Records from a collection of figures:

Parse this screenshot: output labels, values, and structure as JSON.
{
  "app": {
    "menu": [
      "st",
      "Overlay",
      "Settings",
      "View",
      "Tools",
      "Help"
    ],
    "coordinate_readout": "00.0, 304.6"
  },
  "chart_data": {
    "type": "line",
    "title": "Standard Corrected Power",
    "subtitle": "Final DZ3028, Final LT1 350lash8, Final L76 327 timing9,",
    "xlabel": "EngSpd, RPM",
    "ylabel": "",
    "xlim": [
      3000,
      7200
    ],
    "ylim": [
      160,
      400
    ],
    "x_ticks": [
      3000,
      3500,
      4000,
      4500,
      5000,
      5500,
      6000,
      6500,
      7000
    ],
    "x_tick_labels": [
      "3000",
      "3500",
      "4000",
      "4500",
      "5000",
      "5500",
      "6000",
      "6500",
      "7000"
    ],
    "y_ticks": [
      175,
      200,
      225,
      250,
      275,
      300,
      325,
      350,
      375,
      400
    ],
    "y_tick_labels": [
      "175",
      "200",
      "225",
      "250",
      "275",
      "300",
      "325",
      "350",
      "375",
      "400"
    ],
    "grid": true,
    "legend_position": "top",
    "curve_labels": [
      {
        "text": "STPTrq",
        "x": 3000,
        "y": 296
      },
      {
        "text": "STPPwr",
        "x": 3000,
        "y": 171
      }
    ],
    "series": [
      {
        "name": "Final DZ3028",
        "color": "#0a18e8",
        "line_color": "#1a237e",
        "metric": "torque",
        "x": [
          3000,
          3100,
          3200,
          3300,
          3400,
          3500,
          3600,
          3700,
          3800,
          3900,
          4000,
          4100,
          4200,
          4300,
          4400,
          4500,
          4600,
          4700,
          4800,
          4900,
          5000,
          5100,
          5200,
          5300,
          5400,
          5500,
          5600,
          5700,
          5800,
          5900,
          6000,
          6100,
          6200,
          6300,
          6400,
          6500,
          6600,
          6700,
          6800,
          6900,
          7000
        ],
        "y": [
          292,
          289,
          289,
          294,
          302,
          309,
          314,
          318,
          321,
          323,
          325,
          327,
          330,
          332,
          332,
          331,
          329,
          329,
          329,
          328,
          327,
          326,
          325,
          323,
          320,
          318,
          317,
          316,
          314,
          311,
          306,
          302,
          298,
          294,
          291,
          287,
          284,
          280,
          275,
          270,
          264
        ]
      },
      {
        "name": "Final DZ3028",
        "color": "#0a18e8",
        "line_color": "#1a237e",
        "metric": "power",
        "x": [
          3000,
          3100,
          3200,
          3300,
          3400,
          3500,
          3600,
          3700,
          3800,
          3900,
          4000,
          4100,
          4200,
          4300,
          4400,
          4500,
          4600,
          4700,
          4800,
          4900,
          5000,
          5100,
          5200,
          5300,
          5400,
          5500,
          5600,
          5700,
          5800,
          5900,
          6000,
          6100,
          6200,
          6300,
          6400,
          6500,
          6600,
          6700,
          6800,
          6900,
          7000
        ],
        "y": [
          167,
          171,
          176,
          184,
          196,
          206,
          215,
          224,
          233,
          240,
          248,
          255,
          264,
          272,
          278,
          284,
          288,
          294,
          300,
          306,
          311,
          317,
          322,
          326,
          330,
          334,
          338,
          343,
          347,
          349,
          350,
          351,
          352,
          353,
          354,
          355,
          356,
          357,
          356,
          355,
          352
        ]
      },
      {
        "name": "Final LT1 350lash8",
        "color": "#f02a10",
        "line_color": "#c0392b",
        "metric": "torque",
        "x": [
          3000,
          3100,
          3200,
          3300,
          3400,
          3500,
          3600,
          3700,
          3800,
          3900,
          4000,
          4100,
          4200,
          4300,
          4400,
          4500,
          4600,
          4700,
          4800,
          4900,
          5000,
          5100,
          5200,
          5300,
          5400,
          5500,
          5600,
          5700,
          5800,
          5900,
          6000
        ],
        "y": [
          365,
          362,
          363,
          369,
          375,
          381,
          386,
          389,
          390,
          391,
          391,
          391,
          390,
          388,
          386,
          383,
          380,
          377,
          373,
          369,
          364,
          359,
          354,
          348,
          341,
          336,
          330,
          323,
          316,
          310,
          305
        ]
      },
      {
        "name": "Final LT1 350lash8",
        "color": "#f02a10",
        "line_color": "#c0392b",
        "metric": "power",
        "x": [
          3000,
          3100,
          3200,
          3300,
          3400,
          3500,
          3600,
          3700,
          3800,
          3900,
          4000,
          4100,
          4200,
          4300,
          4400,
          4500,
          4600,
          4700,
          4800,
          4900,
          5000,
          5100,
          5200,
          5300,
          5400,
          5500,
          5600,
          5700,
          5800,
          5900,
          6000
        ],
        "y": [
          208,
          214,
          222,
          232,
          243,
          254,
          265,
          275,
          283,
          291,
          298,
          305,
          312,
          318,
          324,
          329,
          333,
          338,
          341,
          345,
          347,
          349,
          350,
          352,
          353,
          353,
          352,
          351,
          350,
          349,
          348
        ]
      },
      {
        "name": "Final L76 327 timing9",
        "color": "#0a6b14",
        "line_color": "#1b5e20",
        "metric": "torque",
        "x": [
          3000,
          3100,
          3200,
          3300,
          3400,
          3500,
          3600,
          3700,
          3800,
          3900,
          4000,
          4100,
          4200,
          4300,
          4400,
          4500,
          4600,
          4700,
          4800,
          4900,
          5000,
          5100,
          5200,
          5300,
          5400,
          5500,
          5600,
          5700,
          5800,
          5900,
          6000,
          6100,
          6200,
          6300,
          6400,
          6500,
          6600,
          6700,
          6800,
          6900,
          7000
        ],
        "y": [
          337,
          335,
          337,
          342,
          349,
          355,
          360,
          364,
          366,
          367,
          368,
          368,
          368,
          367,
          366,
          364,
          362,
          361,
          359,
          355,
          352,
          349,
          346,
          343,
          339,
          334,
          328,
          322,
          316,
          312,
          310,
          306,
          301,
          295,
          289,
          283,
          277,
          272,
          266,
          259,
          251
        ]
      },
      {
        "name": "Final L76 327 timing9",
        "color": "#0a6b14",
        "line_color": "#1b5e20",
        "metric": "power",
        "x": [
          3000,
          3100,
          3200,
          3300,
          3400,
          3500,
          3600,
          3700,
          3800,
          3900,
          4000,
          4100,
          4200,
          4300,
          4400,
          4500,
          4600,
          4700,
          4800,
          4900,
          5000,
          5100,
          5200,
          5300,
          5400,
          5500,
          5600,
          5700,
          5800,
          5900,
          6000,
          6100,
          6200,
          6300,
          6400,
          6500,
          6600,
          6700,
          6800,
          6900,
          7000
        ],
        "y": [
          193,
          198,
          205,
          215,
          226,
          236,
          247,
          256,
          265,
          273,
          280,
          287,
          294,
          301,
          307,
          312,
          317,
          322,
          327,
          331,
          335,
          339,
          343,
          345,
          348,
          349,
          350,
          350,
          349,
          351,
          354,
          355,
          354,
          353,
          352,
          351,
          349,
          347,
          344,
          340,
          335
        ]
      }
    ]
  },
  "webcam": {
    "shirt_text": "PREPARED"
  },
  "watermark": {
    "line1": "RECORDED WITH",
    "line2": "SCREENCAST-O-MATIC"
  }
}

Written task:
Go through the material above line by line and copy it exactly.

Exercise result:
Parse this screenshot: output labels, values, and structure as JSON.
{
  "app": {
    "menu": [
      "st",
      "Overlay",
      "Settings",
      "View",
      "Tools",
      "Help"
    ],
    "coordinate_readout": "00.0, 304.6"
  },
  "chart_data": {
    "type": "line",
    "title": "Standard Corrected Power",
    "subtitle": "Final DZ3028, Final LT1 350lash8, Final L76 327 timing9,",
    "xlabel": "EngSpd, RPM",
    "ylabel": "",
    "xlim": [
      3000,
      7200
    ],
    "ylim": [
      160,
      400
    ],
    "x_ticks": [
      3000,
      3500,
      4000,
      4500,
      5000,
      5500,
      6000,
      6500,
      7000
    ],
    "x_tick_labels": [
      "3000",
      "3500",
      "4000",
      "4500",
      "5000",
      "5500",
      "6000",
      "6500",
      "7000"
    ],
    "y_ticks": [
      175,
      200,
      225,
      250,
      275,
      300,
      325,
      350,
      375,
      400
    ],
    "y_tick_labels": [
      "175",
      "200",
      "225",
      "250",
      "275",
      "300",
      "325",
      "350",
      "375",
      "400"
    ],
    "grid": true,
    "legend_position": "top",
    "curve_labels": [
      {
        "text": "STPTrq",
        "x": 3000,
        "y": 296
      },
      {
        "text": "STPPwr",
        "x": 3000,
        "y": 171
      }
    ],
    "series": [
      {
        "name": "Final DZ3028",
        "color": "#0a18e8",
        "line_color": "#1a237e",
        "metric": "torque",
        "x": [
          3000,
          3100,
          3200,
          3300,
          3400,
          3500,
          3600,
          3700,
          3800,
          3900,
          4000,
          4100,
          4200,
          4300,
          4400,
          4500,
          4600,
          4700,
          4800,
          4900,
          5000,
          5100,
          5200,
          5300,
          5400,
          5500,
          5600,
          5700,
          5800,
          5900,
          6000,
          6100,
          6200,
          6300,
          6400,
          6500,
          6600,
          6700,
          6800,
          6900,
          7000
        ],
        "y": [
          292,
          289,
          289,
          294,
          302,
          309,
          314,
          318,
          321,
          323,
          325,
          327,
          330,
          332,
          332,
          331,
          329,
          329,
          329,
          328,
          327,
          326,
          325,
          323,
          320,
          318,
          317,
          316,
          314,
          311,
          306,
          302,
          298,
          294,
          291,
          287,
          284,
          280,
          275,
          270,
          264
        ]
      },
      {
        "name": "Final DZ3028",
        "color": "#0a18e8",
        "line_color": "#1a237e",
        "metric": "power",
        "x": [
          3000,
          3100,
          3200,
          3300,
          3400,
          3500,
          3600,
          3700,
          3800,
          3900,
          4000,
          4100,
          4200,
          4300,
          4400,
          4500,
          4600,
          4700,
          4800,
          4900,
          5000,
          5100,
          5200,
          5300,
          5400,
          5500,
          5600,
          5700,
          5800,
          5900,
          6000,
          6100,
          6200,
          6300,
          6400,
          6500,
          6600,
          6700,
          6800,
          6900,
          7000
        ],
        "y": [
          167,
          171,
          176,
          184,
          196,
          206,
          215,
          224,
          233,
          240,
          248,
          255,
          264,
          272,
          278,
          284,
          288,
          294,
          300,
          306,
          311,
          317,
          322,
          326,
          330,
          334,
          338,
          343,
          347,
          349,
          350,
          351,
          352,
          353,
          354,
          355,
          356,
          357,
          356,
          355,
          352
        ]
      },
      {
        "name": "Final LT1 350lash8",
        "color": "#f02a10",
        "line_color": "#c0392b",
        "metric": "torque",
        "x": [
          3000,
          3100,
          3200,
          3300,
          3400,
          3500,
          3600,
          3700,
          3800,
          3900,
          4000,
          4100,
          4200,
          4300,
          4400,
          4500,
          4600,
          4700,
          4800,
          4900,
          5000,
          5100,
          5200,
          5300,
          5400,
          5500,
          5600,
          5700,
          5800,
          5900,
          6000
        ],
        "y": [
          365,
          362,
          363,
          369,
          375,
          381,
          386,
          389,
          390,
          391,
          391,
          391,
          390,
          388,
          386,
          383,
          380,
          377,
          373,
          369,
          364,
          359,
          354,
          348,
          341,
          336,
          330,
          323,
          316,
          310,
          305
        ]
      },
      {
        "name": "Final LT1 350lash8",
        "color": "#f02a10",
        "line_color": "#c0392b",
        "metric": "power",
        "x": [
          3000,
          3100,
          3200,
          3300,
          3400,
          3500,
          3600,
          3700,
          3800,
          3900,
          4000,
          4100,
          4200,
          4300,
          4400,
          4500,
          4600,
          4700,
          4800,
          4900,
          5000,
          5100,
          5200,
          5300,
          5400,
          5500,
          5600,
          5700,
          5800,
          5900,
          6000
        ],
        "y": [
          208,
          214,
          222,
          232,
          243,
          254,
          265,
          275,
          283,
          291,
          298,
          305,
          312,
          318,
          324,
          329,
          333,
          338,
          341,
          345,
          347,
          349,
          350,
          352,
          353,
          353,
          352,
          351,
          350,
          349,
          348
        ]
      },
      {
        "name": "Final L76 327 timing9",
        "color": "#0a6b14",
        "line_color": "#1b5e20",
        "metric": "torque",
        "x": [
          3000,
          3100,
          3200,
          3300,
          3400,
          3500,
          3600,
          3700,
          3800,
          3900,
          4000,
          4100,
          4200,
          4300,
          4400,
          4500,
          4600,
          4700,
          4800,
          4900,
          5000,
          5100,
          5200,
          5300,
          5400,
          5500,
          5600,
          5700,
          5800,
          5900,
          6000,
          6100,
          6200,
          6300,
          6400,
          6500,
          6600,
          6700,
          6800,
          6900,
          7000
        ],
        "y": [
          337,
          335,
          337,
          342,
          349,
          355,
          360,
          364,
          366,
          367,
          368,
          368,
          368,
          367,
          366,
          364,
          362,
          361,
          359,
          355,
          352,
          349,
          346,
          343,
          339,
          334,
          328,
          322,
          316,
          312,
          310,
          306,
          301,
          295,
          289,
          283,
          277,
          272,
          266,
          259,
          251
        ]
      },
      {
        "name": "Final L76 327 timing9",
        "color": "#0a6b14",
        "line_color": "#1b5e20",
        "metric": "power",
        "x": [
          3000,
          3100,
          3200,
          3300,
          3400,
          3500,
          3600,
          3700,
          3800,
          3900,
          4000,
          4100,
          4200,
          4300,
          4400,
          4500,
          4600,
          4700,
          4800,
          4900,
          5000,
          5100,
          5200,
          5300,
          5400,
          5500,
          5600,
          5700,
          5800,
          5900,
          6000,
          6100,
          6200,
          6300,
          6400,
          6500,
          6600,
          6700,
          6800,
          6900,
          7000
        ],
        "y": [
          193,
          198,
          205,
          215,
          226,
          236,
          247,
          256,
          265,
          273,
          280,
          287,
          294,
          301,
          307,
          312,
          317,
          322,
          327,
          331,
          335,
          339,
          343,
          345,
          348,
          349,
          350,
          350,
          349,
          351,
          354,
          355,
          354,
          353,
          352,
          351,
          349,
          347,
          344,
          340,
          335
        ]
      }
    ]
  },
  "webcam": {
    "shirt_text": "PREPARED"
  },
  "watermark": {
    "line1": "RECORDED WITH",
    "line2": "SCREENCAST-O-MATIC"
  }
}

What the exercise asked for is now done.